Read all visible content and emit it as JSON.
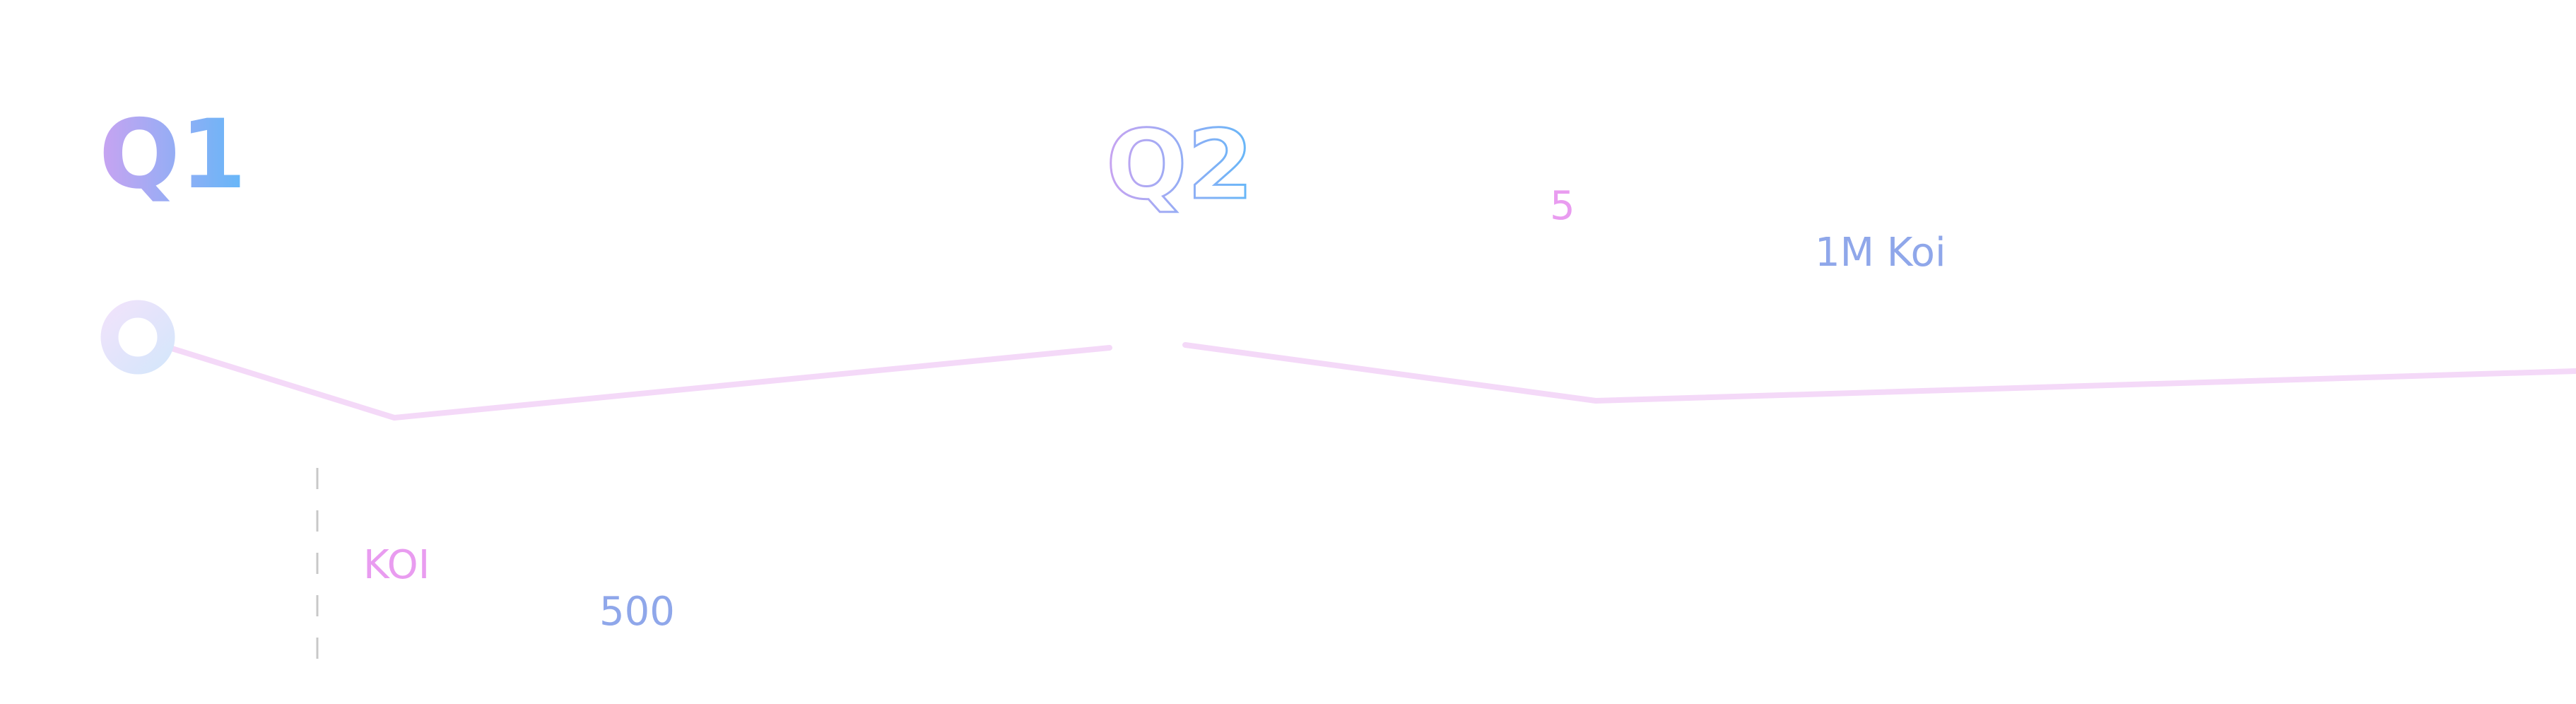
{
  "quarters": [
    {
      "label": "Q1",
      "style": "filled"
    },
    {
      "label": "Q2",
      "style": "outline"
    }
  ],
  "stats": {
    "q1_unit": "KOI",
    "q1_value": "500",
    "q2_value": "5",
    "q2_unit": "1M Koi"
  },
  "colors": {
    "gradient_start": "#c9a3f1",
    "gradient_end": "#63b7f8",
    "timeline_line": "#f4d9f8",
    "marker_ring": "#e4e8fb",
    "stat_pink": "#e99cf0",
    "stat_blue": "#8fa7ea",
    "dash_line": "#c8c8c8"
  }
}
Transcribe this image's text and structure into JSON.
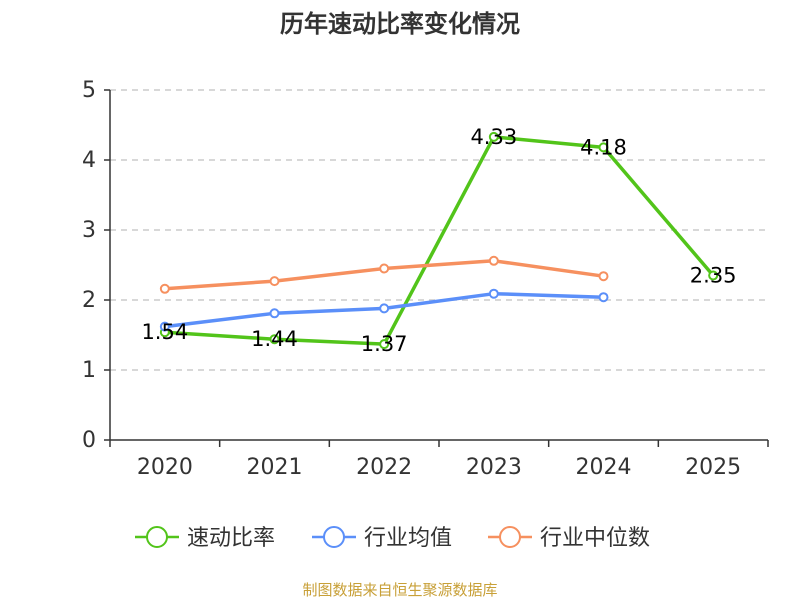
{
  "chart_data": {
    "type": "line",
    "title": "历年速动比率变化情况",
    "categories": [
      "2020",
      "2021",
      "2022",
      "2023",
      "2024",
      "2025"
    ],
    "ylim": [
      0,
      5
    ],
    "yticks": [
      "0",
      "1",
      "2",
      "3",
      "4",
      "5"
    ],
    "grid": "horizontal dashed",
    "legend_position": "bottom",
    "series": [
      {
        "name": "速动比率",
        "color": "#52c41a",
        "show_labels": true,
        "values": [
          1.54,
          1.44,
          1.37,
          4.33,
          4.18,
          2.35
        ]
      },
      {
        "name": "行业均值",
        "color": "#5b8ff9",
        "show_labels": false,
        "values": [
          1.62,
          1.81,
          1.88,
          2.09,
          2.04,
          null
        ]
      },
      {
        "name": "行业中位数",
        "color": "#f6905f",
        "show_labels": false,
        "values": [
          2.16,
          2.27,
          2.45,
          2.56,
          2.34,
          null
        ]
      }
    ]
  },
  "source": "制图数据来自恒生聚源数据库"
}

******************************

Every line that holds the string "JSON" should be returned.

Output:
Read all visible content and emit it as JSON.
Transcribe this image's text and structure into JSON.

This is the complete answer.